Aim: Identify, in the records below, every line where the string "from" appears, and copy each such line.

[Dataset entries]

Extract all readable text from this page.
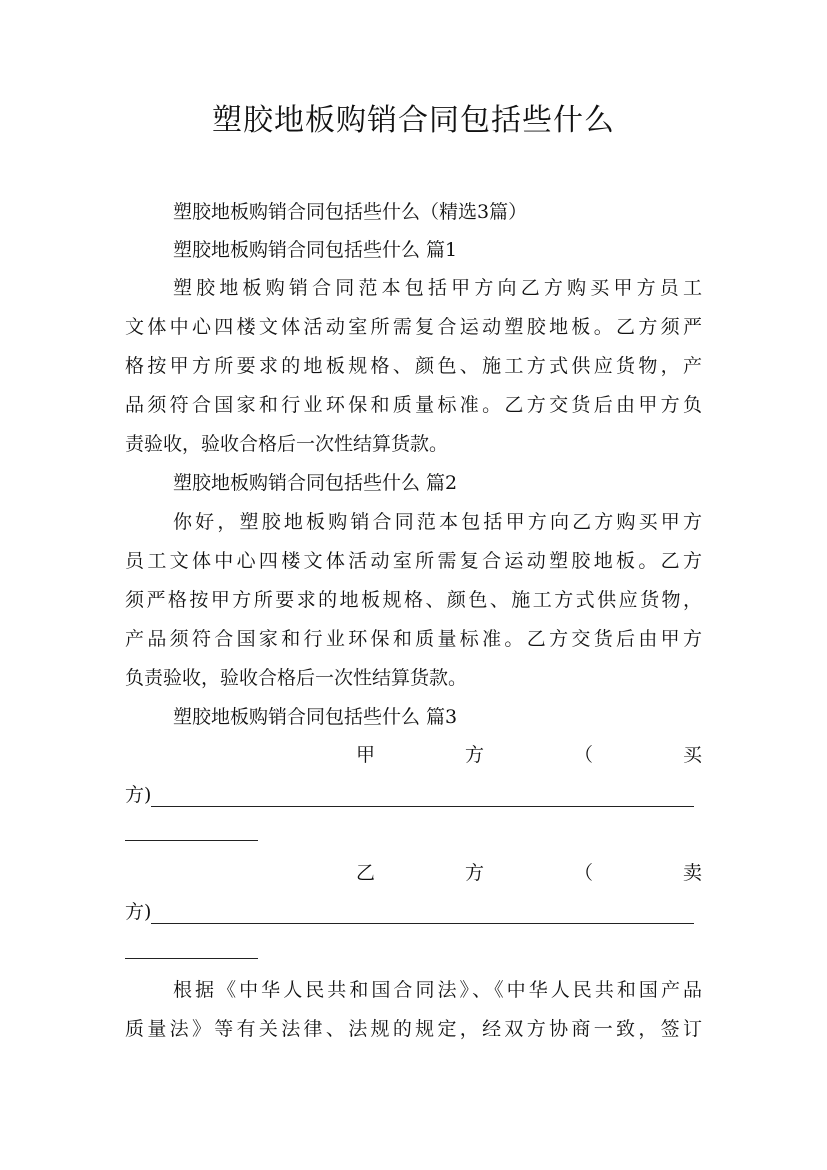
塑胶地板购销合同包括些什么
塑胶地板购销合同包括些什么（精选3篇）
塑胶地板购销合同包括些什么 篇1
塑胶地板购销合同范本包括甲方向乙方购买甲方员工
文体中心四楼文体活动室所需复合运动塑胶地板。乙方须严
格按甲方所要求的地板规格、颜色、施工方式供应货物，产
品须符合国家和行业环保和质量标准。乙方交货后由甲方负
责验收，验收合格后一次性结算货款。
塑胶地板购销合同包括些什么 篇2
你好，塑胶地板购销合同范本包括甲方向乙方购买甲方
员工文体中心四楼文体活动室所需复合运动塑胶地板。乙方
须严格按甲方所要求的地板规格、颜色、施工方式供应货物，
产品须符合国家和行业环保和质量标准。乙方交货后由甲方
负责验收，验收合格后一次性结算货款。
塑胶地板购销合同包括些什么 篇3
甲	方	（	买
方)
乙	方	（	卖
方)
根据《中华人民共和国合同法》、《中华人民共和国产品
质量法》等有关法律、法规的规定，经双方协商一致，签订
...
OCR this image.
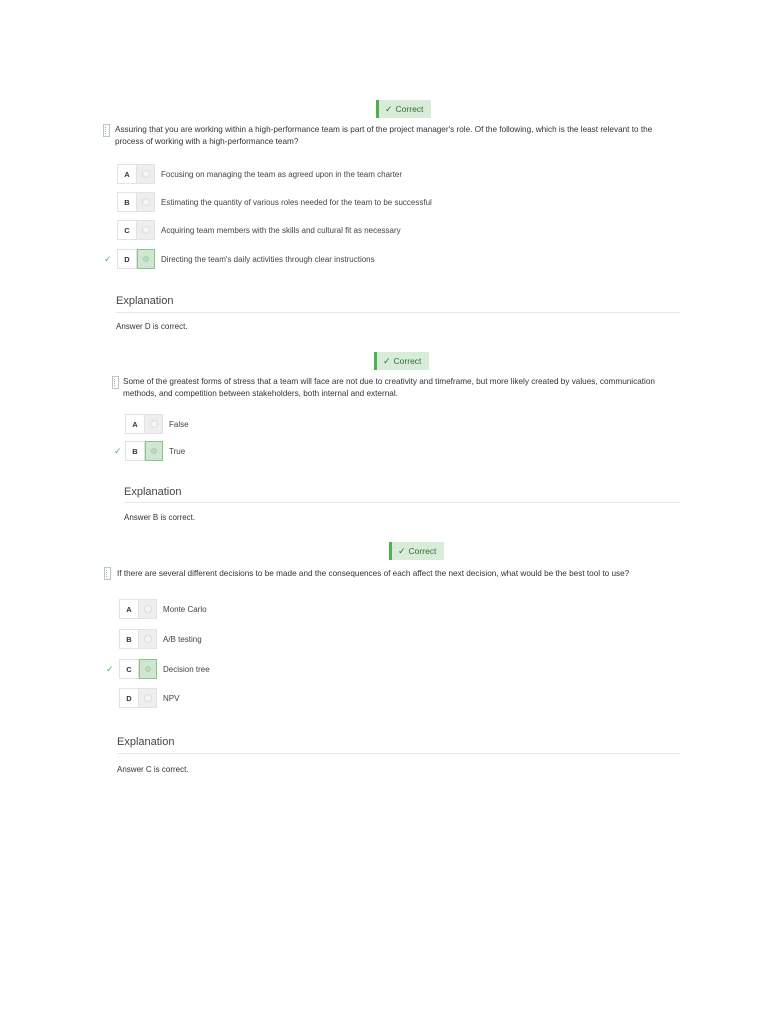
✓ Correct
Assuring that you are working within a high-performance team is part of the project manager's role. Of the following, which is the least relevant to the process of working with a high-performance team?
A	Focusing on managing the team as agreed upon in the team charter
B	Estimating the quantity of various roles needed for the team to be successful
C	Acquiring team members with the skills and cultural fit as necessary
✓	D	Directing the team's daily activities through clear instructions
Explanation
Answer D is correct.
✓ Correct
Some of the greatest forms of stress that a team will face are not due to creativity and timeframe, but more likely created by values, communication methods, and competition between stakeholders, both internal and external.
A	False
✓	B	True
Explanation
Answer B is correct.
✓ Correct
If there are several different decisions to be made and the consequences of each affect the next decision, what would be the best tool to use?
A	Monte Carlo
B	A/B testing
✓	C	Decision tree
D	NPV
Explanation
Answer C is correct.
* * *
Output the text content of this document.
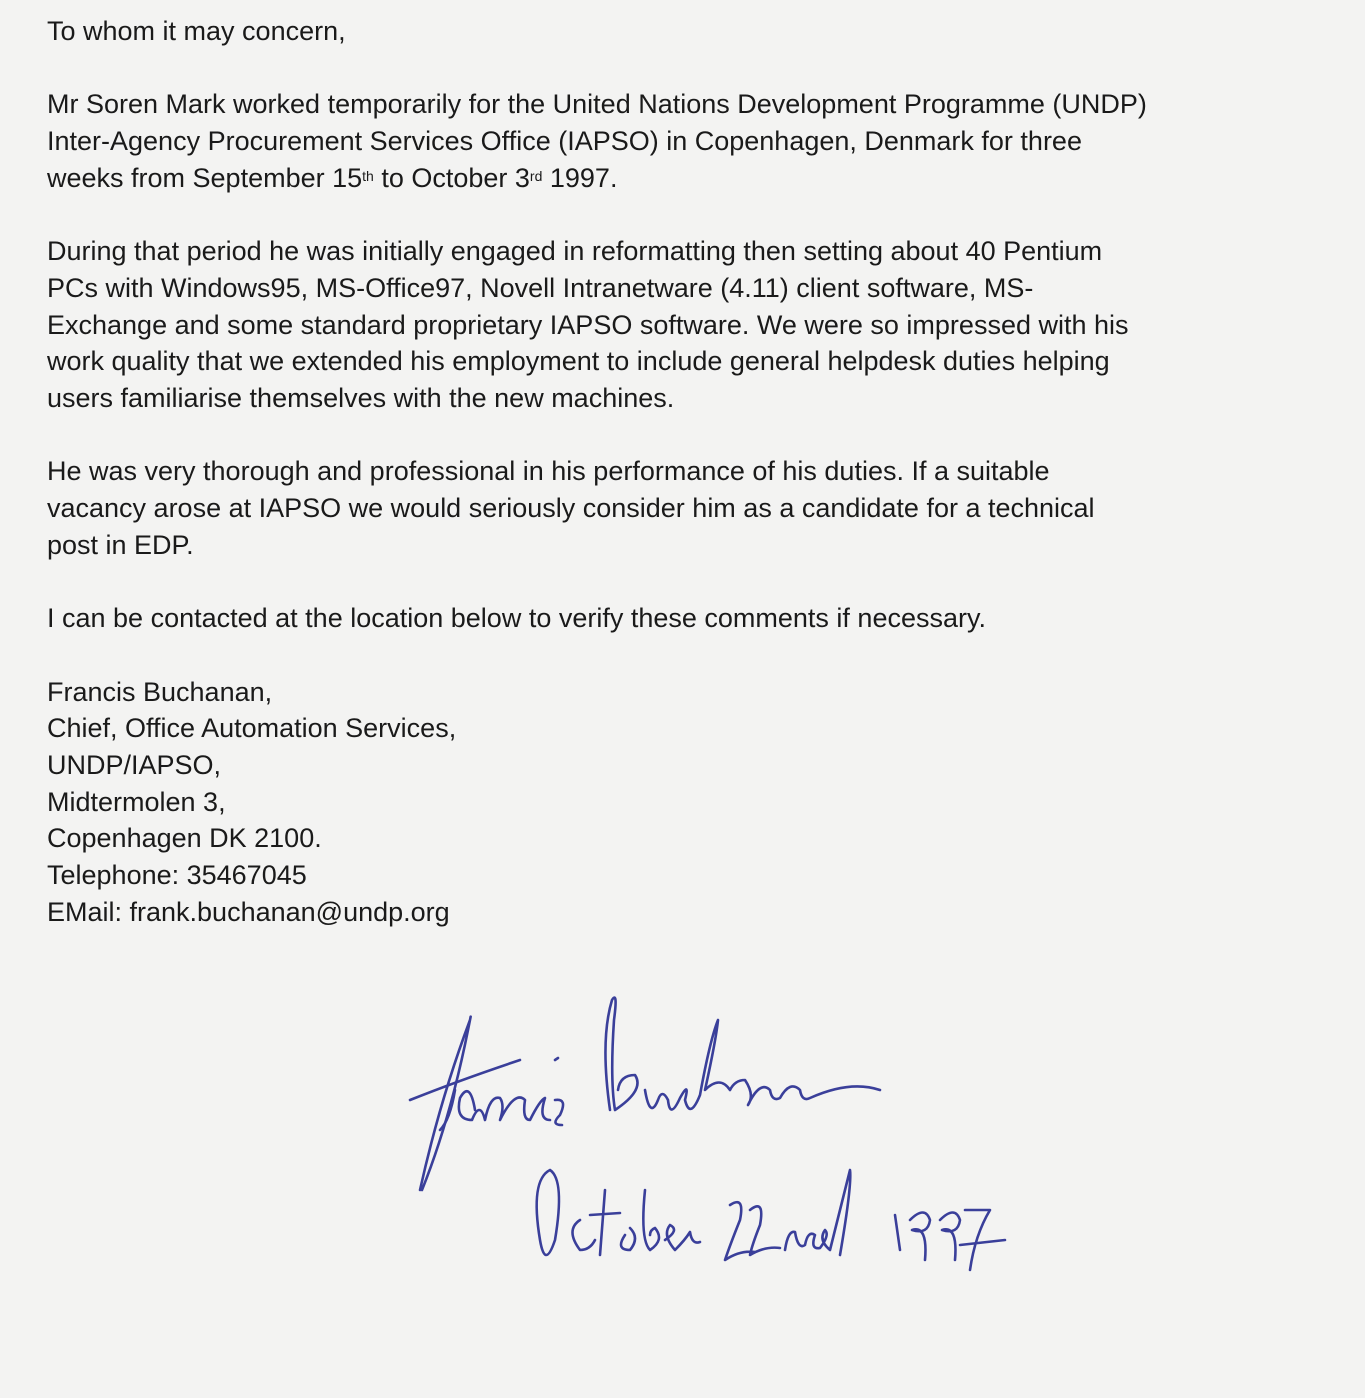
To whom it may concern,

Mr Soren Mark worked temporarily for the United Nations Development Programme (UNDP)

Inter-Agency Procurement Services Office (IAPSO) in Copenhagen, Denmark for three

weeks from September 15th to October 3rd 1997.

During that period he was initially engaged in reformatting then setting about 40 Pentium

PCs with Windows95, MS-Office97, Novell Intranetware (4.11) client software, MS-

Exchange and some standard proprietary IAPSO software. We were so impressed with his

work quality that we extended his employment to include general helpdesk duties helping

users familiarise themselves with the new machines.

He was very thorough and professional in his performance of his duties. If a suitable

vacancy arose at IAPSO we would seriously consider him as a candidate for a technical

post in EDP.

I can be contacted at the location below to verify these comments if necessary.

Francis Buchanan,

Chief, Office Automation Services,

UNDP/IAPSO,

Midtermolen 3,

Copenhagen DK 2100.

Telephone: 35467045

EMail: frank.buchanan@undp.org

Answer to the task:
Extract all readable text from this page.
weeks from September 15th to October 3rd 1997.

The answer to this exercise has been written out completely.